Which lines run from the line with "What text is on this page?" to the end of the entries? Write out exactly those, leaving out the pictures.

Data to process
start

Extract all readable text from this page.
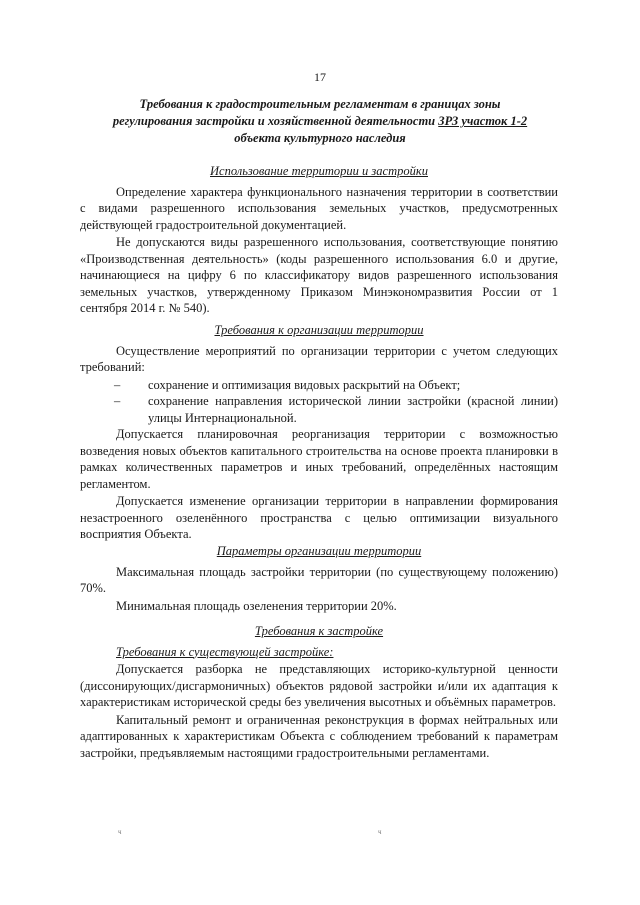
17
Требования к градостроительным регламентам в границах зоны
регулирования застройки и хозяйственной деятельности ЗРЗ участок 1-2
объекта культурного наследия
Использование территории и застройки

Определение характера функционального назначения территории в соответствии с видами разрешенного использования земельных участков, предусмотренных действующей градостроительной документацией.

Не допускаются виды разрешенного использования, соответствующие понятию «Производственная деятельность» (коды разрешенного использования 6.0 и другие, начинающиеся на цифру 6 по классификатору видов разрешенного использования земельных участков, утвержденному Приказом Минэкономразвития России от 1 сентября 2014 г. № 540).

Требования к организации территории

Осуществление мероприятий по организации территории с учетом следующих требований:

– сохранение и оптимизация видовых раскрытий на Объект;

– сохранение направления исторической линии застройки (красной линии) улицы Интернациональной.

Допускается планировочная реорганизация территории с возможностью возведения новых объектов капитального строительства на основе проекта планировки в рамках количественных параметров и иных требований, определённых настоящим регламентом.

Допускается изменение организации территории в направлении формирования незастроенного озеленённого пространства с целью оптимизации визуального восприятия Объекта.

Параметры организации территории

Максимальная площадь застройки территории (по существующему положению) 70%.

Минимальная площадь озеленения территории 20%.

Требования к застройке
Требования к существующей застройке:

Допускается разборка не представляющих историко-культурной ценности (диссонирующих/дисгармоничных) объектов рядовой застройки и/или их адаптация к характеристикам исторической среды без увеличения высотных и объёмных параметров.

Капитальный ремонт и ограниченная реконструкция в формах нейтральных или адаптированных к характеристикам Объекта с соблюдением требований к параметрам застройки, предъявляемым настоящими градостроительными регламентами.

ч	ч
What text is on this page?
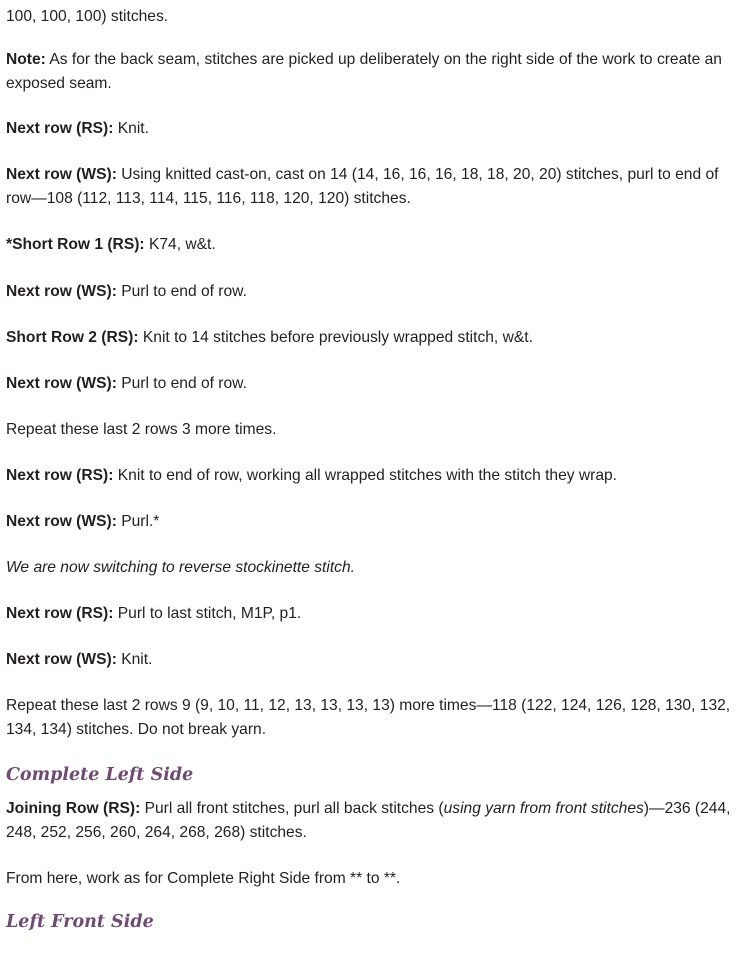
100, 100, 100) stitches.

Note: As for the back seam, stitches are picked up deliberately on the right side of the work to create an exposed seam.

Next row (RS): Knit.

Next row (WS): Using knitted cast-on, cast on 14 (14, 16, 16, 16, 18, 18, 20, 20) stitches, purl to end of row—108 (112, 113, 114, 115, 116, 118, 120, 120) stitches.

*Short Row 1 (RS): K74, w&t.

Next row (WS): Purl to end of row.

Short Row 2 (RS): Knit to 14 stitches before previously wrapped stitch, w&t.

Next row (WS): Purl to end of row.

Repeat these last 2 rows 3 more times.

Next row (RS): Knit to end of row, working all wrapped stitches with the stitch they wrap.

Next row (WS): Purl.*

We are now switching to reverse stockinette stitch.

Next row (RS): Purl to last stitch, M1P, p1.

Next row (WS): Knit.

Repeat these last 2 rows 9 (9, 10, 11, 12, 13, 13, 13, 13) more times—118 (122, 124, 126, 128, 130, 132, 134, 134) stitches. Do not break yarn.

Complete Left Side

Joining Row (RS): Purl all front stitches, purl all back stitches (using yarn from front stitches)—236 (244, 248, 252, 256, 260, 264, 268, 268) stitches.

From here, work as for Complete Right Side from ** to **.

Left Front Side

end

Result of this exercise
What text is on this page?
100, 100, 100) stitches.

Note: As for the back seam, stitches are picked up deliberately on the right side of the work to create an exposed seam.

Next row (RS): Knit.

Next row (WS): Using knitted cast-on, cast on 14 (14, 16, 16, 16, 18, 18, 20, 20) stitches, purl to end of row—108 (112, 113, 114, 115, 116, 118, 120, 120) stitches.

*Short Row 1 (RS): K74, w&t.

Next row (WS): Purl to end of row.

Short Row 2 (RS): Knit to 14 stitches before previously wrapped stitch, w&t.

Next row (WS): Purl to end of row.

Repeat these last 2 rows 3 more times.

Next row (RS): Knit to end of row, working all wrapped stitches with the stitch they wrap.

Next row (WS): Purl.*

We are now switching to reverse stockinette stitch.

Next row (RS): Purl to last stitch, M1P, p1.

Next row (WS): Knit.

Repeat these last 2 rows 9 (9, 10, 11, 12, 13, 13, 13, 13) more times—118 (122, 124, 126, 128, 130, 132, 134, 134) stitches. Do not break yarn.

Complete Left Side

Joining Row (RS): Purl all front stitches, purl all back stitches (using yarn from front stitches)—236 (244, 248, 252, 256, 260, 264, 268, 268) stitches.

From here, work as for Complete Right Side from ** to **.

Left Front Side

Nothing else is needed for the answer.